— Start PROVIDED RECORDS —

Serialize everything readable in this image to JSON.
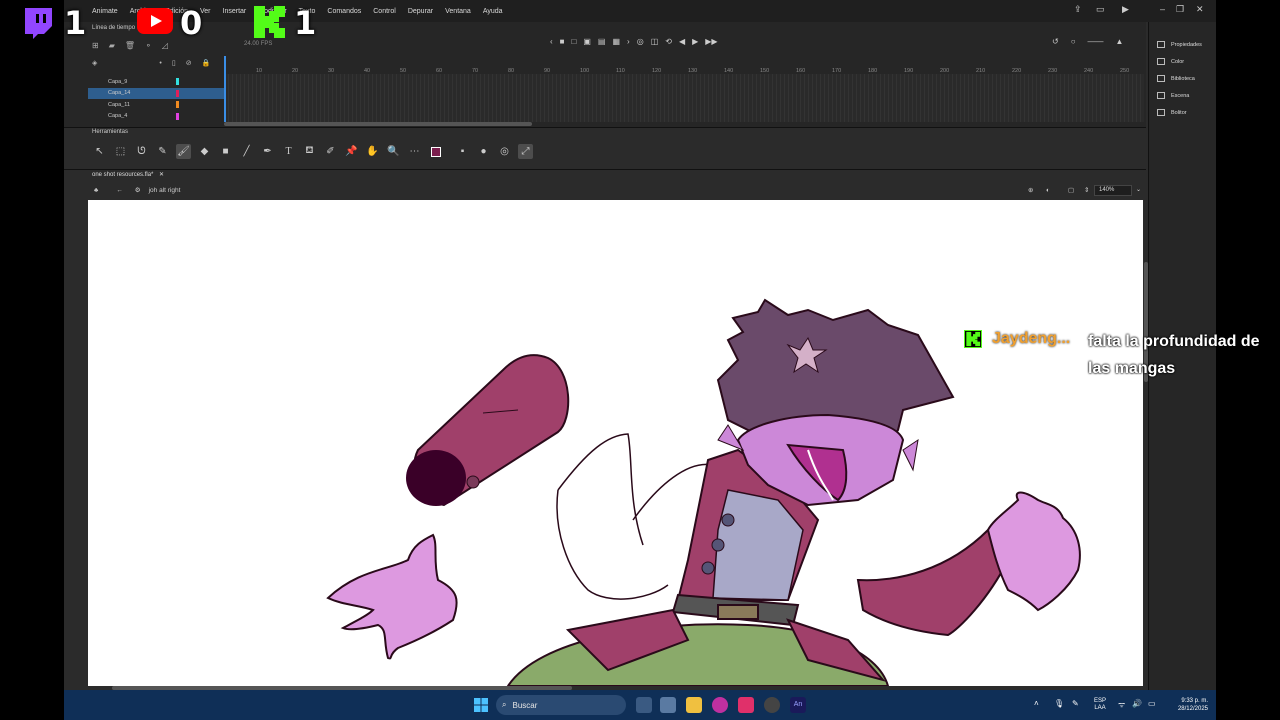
{
  "menubar": {
    "items": [
      "Animate",
      "Archivo",
      "Edición",
      "Ver",
      "Insertar",
      "Modificar",
      "Texto",
      "Comandos",
      "Control",
      "Depurar",
      "Ventana",
      "Ayuda"
    ]
  },
  "timeline": {
    "title": "Línea de tiempo",
    "fps": "24.00",
    "fps_unit": "FPS",
    "frame_ruler": [
      "10",
      "20",
      "30",
      "40",
      "50",
      "60",
      "70",
      "80",
      "90",
      "100",
      "110",
      "120",
      "130",
      "140",
      "150",
      "160",
      "170",
      "180",
      "190",
      "200",
      "210",
      "220",
      "230",
      "240",
      "250"
    ],
    "layers": [
      {
        "name": "Capa_9",
        "color": "#33e0e0",
        "selected": false
      },
      {
        "name": "Capa_14",
        "color": "#e0205a",
        "selected": true
      },
      {
        "name": "Capa_11",
        "color": "#f08a20",
        "selected": false
      },
      {
        "name": "Capa_4",
        "color": "#e040e0",
        "selected": false
      }
    ]
  },
  "tools": {
    "title": "Herramientas",
    "fill_color": "#ffffff",
    "stroke_color": "#7b1f4e"
  },
  "document": {
    "tab": "one shot resources.fla*",
    "symbol": "joh alt right",
    "zoom": "140%"
  },
  "right_panel": {
    "items": [
      "Propiedades",
      "Color",
      "Biblioteca",
      "Escena",
      "Bolitor"
    ]
  },
  "overlay": {
    "twitch_count": "1",
    "youtube_count": "0",
    "kick_count": "1",
    "chat_user": "Jaydeng...",
    "chat_message": "falta la profundidad de las mangas",
    "kick_color": "#53fc18",
    "twitch_color": "#9146ff"
  },
  "taskbar": {
    "search_placeholder": "Buscar",
    "lang_top": "ESP",
    "lang_bottom": "LAA",
    "time": "9:33 p. m.",
    "date": "28/12/2025"
  },
  "colors": {
    "accent": "#2e5e8e",
    "stage_bg": "#ffffff",
    "taskbar_bg": "#0f2f57"
  }
}
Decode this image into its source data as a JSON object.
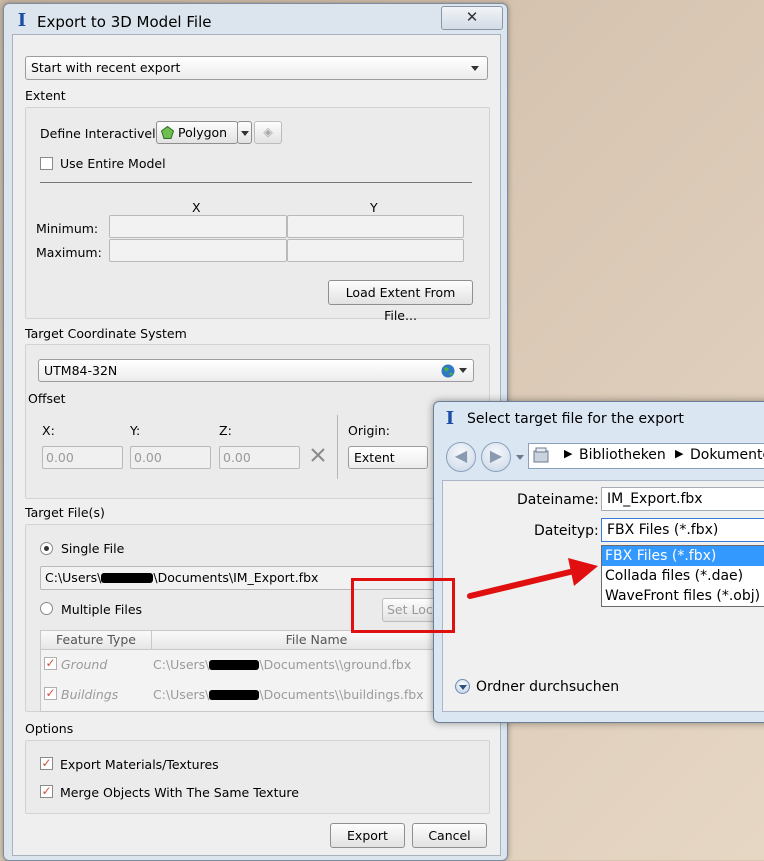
{
  "dialog": {
    "title": "Export to 3D Model File",
    "close_glyph": "✕",
    "preset": "Start with recent export",
    "extent": {
      "label": "Extent",
      "define_label": "Define Interactively:",
      "define_value": "Polygon",
      "use_entire_model": "Use Entire Model",
      "col_x": "X",
      "col_y": "Y",
      "minimum_label": "Minimum:",
      "maximum_label": "Maximum:",
      "load_button": "Load Extent From File..."
    },
    "tcs": {
      "label": "Target Coordinate System",
      "value": "UTM84-32N",
      "offset_label": "Offset",
      "x_label": "X:",
      "y_label": "Y:",
      "z_label": "Z:",
      "x_value": "0.00",
      "y_value": "0.00",
      "z_value": "0.00",
      "origin_label": "Origin:",
      "origin_value": "Extent"
    },
    "target_files": {
      "label": "Target File(s)",
      "single_file": "Single File",
      "path_prefix": "C:\\Users\\",
      "path_suffix": "\\Documents\\IM_Export.fbx",
      "multiple_files": "Multiple Files",
      "set_location_button": "Set Loca",
      "col_feature_type": "Feature Type",
      "col_file_name": "File Name",
      "rows": [
        {
          "feature": "Ground",
          "prefix": "C:\\Users\\",
          "suffix": "\\Documents\\\\ground.fbx"
        },
        {
          "feature": "Buildings",
          "prefix": "C:\\Users\\",
          "suffix": "\\Documents\\\\buildings.fbx"
        }
      ]
    },
    "options": {
      "label": "Options",
      "export_materials": "Export Materials/Textures",
      "merge_objects": "Merge Objects With The Same Texture"
    },
    "export_button": "Export",
    "cancel_button": "Cancel"
  },
  "file_dialog": {
    "title": "Select target file for the export",
    "breadcrumb": [
      "Bibliotheken",
      "Dokumente"
    ],
    "filename_label": "Dateiname:",
    "filename_value": "IM_Export.fbx",
    "filetype_label": "Dateityp:",
    "filetype_value": "FBX Files (*.fbx)",
    "filetype_options": [
      "FBX Files (*.fbx)",
      "Collada files (*.dae)",
      "WaveFront files (*.obj)"
    ],
    "browse_folders": "Ordner durchsuchen"
  },
  "colors": {
    "highlight": "#e01010",
    "selection": "#3399ff",
    "check": "#d2503a"
  }
}
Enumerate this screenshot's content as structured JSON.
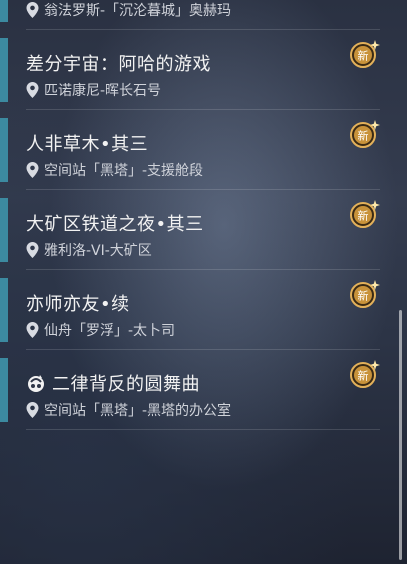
{
  "quests": [
    {
      "title": "",
      "location": "翁法罗斯-「沉沦暮城」奥赫玛",
      "is_new": false
    },
    {
      "title": "差分宇宙：阿哈的游戏",
      "location": "匹诺康尼-晖长石号",
      "is_new": true,
      "badge": "新"
    },
    {
      "title": "人非草木•其三",
      "location": "空间站「黑塔」-支援舱段",
      "is_new": true,
      "badge": "新"
    },
    {
      "title": "大矿区铁道之夜•其三",
      "location": "雅利洛-VI-大矿区",
      "is_new": true,
      "badge": "新"
    },
    {
      "title": "亦师亦友•续",
      "location": "仙舟「罗浮」-太卜司",
      "is_new": true,
      "badge": "新"
    },
    {
      "title": "二律背反的圆舞曲",
      "location": "空间站「黑塔」-黑塔的办公室",
      "is_new": true,
      "badge": "新",
      "has_icon": true
    }
  ],
  "colors": {
    "accent": "#3c8aa0",
    "badge": "#c8923a"
  }
}
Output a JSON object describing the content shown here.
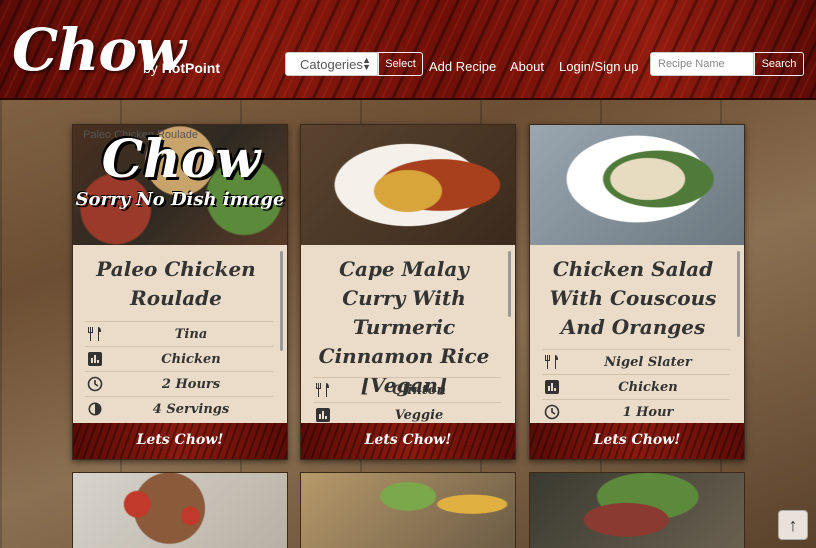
{
  "header": {
    "logo": "Chow",
    "by": "by",
    "brand": "HotPoint",
    "categories_placeholder": "Catogeries",
    "select_label": "Select",
    "nav": [
      "Add Recipe",
      "About",
      "Login/Sign up"
    ],
    "search_placeholder": "Recipe Name",
    "search_label": "Search"
  },
  "cards": [
    {
      "title": "Paleo Chicken Roulade",
      "image_alt": "Paleo Chicken Roulade",
      "placeholder_logo": "Chow",
      "placeholder_text": "Sorry No Dish image",
      "author": "Tina",
      "category": "Chicken",
      "time": "2 Hours",
      "servings": "4 Servings",
      "button": "Lets Chow!"
    },
    {
      "title": "Cape Malay Curry With Turmeric Cinnamon Rice [Vegan]",
      "author": "Clinton",
      "category": "Veggie",
      "button": "Lets Chow!"
    },
    {
      "title": "Chicken Salad With Couscous And Oranges",
      "author": "Nigel Slater",
      "category": "Chicken",
      "time": "1 Hour",
      "button": "Lets Chow!"
    }
  ],
  "icons": [
    "cutlery-icon",
    "category-icon",
    "clock-icon",
    "servings-icon",
    "arrow-up-icon"
  ],
  "colors": {
    "header_red": "#8b1a0e",
    "card_bg": "#eadcc8"
  }
}
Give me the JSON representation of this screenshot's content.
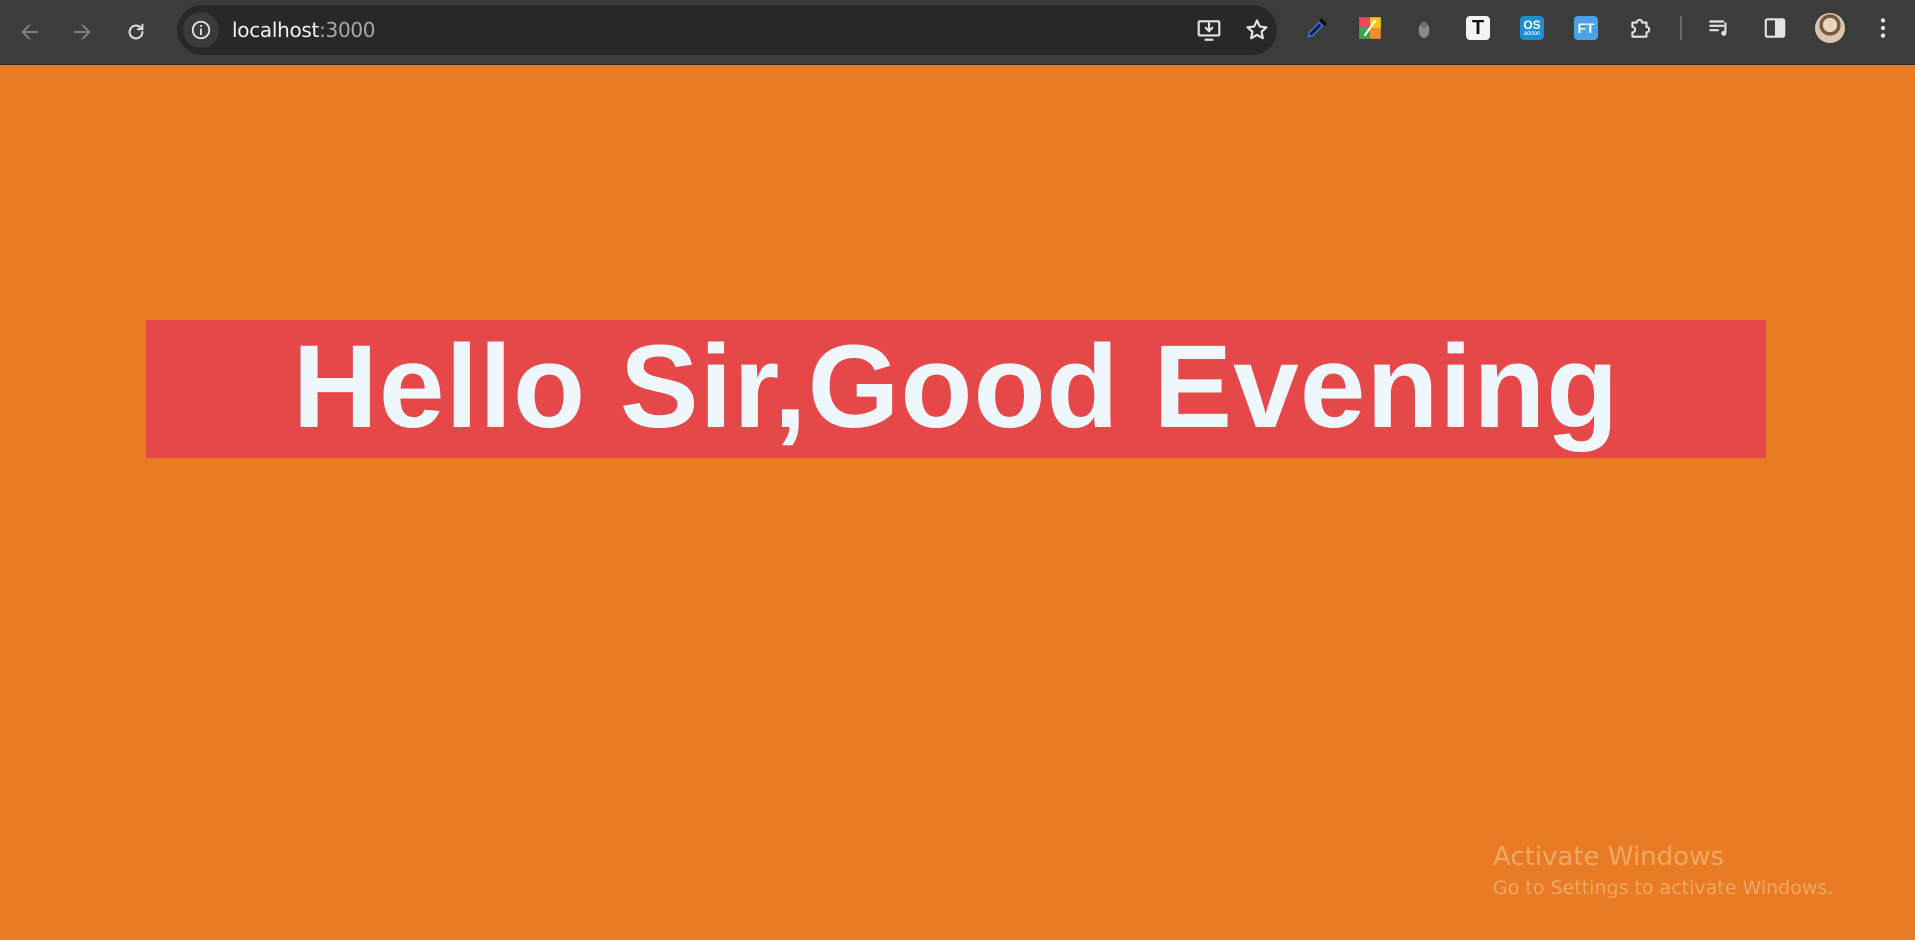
{
  "browser": {
    "url_host": "localhost",
    "url_port": ":3000",
    "nav": {
      "back_icon": "arrow-left-icon",
      "forward_icon": "arrow-right-icon",
      "reload_icon": "reload-icon"
    },
    "omnibox_icons": [
      "site-info-icon",
      "install-app-icon",
      "bookmark-star-icon"
    ],
    "extensions": [
      {
        "name": "eyedropper-icon"
      },
      {
        "name": "colorful-extension-icon"
      },
      {
        "name": "grey-extension-icon"
      },
      {
        "name": "t-extension-icon",
        "text": "T"
      },
      {
        "name": "os-addon-icon",
        "text": "OS",
        "subtext": "addon"
      },
      {
        "name": "ft-extension-icon",
        "text": "FT"
      },
      {
        "name": "puzzle-extensions-icon"
      }
    ],
    "toolbar_right": [
      "media-controls-icon",
      "side-panel-icon",
      "profile-avatar",
      "more-menu-icon"
    ],
    "colors": {
      "toolbar_bg": "#3c3c3c",
      "omnibox_bg": "#282828"
    }
  },
  "page": {
    "greeting": "Hello Sir,Good Evening",
    "colors": {
      "background": "#e87b24",
      "banner": "#e6484a",
      "text": "#eef7fb"
    }
  },
  "watermark": {
    "title": "Activate Windows",
    "subtitle": "Go to Settings to activate Windows."
  }
}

— End PROVIDED RECORDS —

TASK TO COMPLETE: Look through the material and copy each line that has "screenshot".

IN RESPONSE:
Enumerate this screenshot's content as structured JSON.
Give me the JSON representation of this screenshot's content.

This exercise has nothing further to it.